## BEGIN Task data

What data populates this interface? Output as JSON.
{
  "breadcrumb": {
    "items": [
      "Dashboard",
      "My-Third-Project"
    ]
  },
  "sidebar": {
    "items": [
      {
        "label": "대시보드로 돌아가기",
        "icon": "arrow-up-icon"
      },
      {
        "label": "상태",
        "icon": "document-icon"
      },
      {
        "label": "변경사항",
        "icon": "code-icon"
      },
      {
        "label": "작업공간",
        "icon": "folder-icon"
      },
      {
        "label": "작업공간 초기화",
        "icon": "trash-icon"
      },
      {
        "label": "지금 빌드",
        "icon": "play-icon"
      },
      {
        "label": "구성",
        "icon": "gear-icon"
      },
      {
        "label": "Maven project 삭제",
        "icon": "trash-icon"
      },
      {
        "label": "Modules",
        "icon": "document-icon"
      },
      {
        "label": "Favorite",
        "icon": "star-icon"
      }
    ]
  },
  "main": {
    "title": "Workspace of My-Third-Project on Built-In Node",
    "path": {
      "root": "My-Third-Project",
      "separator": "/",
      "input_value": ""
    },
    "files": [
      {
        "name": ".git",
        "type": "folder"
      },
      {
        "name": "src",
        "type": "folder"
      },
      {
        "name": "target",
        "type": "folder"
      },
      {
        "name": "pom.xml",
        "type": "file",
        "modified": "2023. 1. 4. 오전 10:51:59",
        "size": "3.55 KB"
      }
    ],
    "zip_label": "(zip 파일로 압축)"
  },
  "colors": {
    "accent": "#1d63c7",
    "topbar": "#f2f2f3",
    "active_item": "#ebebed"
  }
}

## END Task data

Reproduce the full listing exactly.

What data populates this interface? Output as JSON.
{
  "breadcrumb": {
    "items": [
      "Dashboard",
      "My-Third-Project"
    ]
  },
  "sidebar": {
    "items": [
      {
        "label": "대시보드로 돌아가기",
        "icon": "arrow-up-icon"
      },
      {
        "label": "상태",
        "icon": "document-icon"
      },
      {
        "label": "변경사항",
        "icon": "code-icon"
      },
      {
        "label": "작업공간",
        "icon": "folder-icon"
      },
      {
        "label": "작업공간 초기화",
        "icon": "trash-icon"
      },
      {
        "label": "지금 빌드",
        "icon": "play-icon"
      },
      {
        "label": "구성",
        "icon": "gear-icon"
      },
      {
        "label": "Maven project 삭제",
        "icon": "trash-icon"
      },
      {
        "label": "Modules",
        "icon": "document-icon"
      },
      {
        "label": "Favorite",
        "icon": "star-icon"
      }
    ]
  },
  "main": {
    "title": "Workspace of My-Third-Project on Built-In Node",
    "path": {
      "root": "My-Third-Project",
      "separator": "/",
      "input_value": ""
    },
    "files": [
      {
        "name": ".git",
        "type": "folder"
      },
      {
        "name": "src",
        "type": "folder"
      },
      {
        "name": "target",
        "type": "folder"
      },
      {
        "name": "pom.xml",
        "type": "file",
        "modified": "2023. 1. 4. 오전 10:51:59",
        "size": "3.55 KB"
      }
    ],
    "zip_label": "(zip 파일로 압축)"
  },
  "colors": {
    "accent": "#1d63c7",
    "topbar": "#f2f2f3",
    "active_item": "#ebebed"
  }
}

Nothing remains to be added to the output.